* _Your goal_
What follows is a listing; give it again exactly, in its entirety.

* _Supplied information_
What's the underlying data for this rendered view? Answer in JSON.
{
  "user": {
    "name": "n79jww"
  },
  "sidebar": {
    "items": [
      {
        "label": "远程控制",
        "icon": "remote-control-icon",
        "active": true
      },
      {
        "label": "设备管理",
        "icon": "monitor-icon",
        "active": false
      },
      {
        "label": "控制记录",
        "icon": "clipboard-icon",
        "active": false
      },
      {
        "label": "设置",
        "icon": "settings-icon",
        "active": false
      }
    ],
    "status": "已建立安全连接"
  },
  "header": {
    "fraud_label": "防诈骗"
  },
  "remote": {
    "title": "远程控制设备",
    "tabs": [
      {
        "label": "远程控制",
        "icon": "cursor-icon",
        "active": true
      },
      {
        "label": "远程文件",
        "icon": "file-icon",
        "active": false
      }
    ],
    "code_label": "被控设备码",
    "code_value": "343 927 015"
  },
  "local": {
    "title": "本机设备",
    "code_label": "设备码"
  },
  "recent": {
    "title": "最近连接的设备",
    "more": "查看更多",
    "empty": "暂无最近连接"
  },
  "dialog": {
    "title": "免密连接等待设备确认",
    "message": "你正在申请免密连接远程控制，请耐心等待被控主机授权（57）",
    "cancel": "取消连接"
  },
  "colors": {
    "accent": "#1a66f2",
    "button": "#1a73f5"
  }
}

* _Response_
What's the underlying data for this rendered view? Answer in JSON.
{
  "user": {
    "name": "n79jww"
  },
  "sidebar": {
    "items": [
      {
        "label": "远程控制",
        "icon": "remote-control-icon",
        "active": true
      },
      {
        "label": "设备管理",
        "icon": "monitor-icon",
        "active": false
      },
      {
        "label": "控制记录",
        "icon": "clipboard-icon",
        "active": false
      },
      {
        "label": "设置",
        "icon": "settings-icon",
        "active": false
      }
    ],
    "status": "已建立安全连接"
  },
  "header": {
    "fraud_label": "防诈骗"
  },
  "remote": {
    "title": "远程控制设备",
    "tabs": [
      {
        "label": "远程控制",
        "icon": "cursor-icon",
        "active": true
      },
      {
        "label": "远程文件",
        "icon": "file-icon",
        "active": false
      }
    ],
    "code_label": "被控设备码",
    "code_value": "343 927 015"
  },
  "local": {
    "title": "本机设备",
    "code_label": "设备码"
  },
  "recent": {
    "title": "最近连接的设备",
    "more": "查看更多",
    "empty": "暂无最近连接"
  },
  "dialog": {
    "title": "免密连接等待设备确认",
    "message": "你正在申请免密连接远程控制，请耐心等待被控主机授权（57）",
    "cancel": "取消连接"
  },
  "colors": {
    "accent": "#1a66f2",
    "button": "#1a73f5"
  }
}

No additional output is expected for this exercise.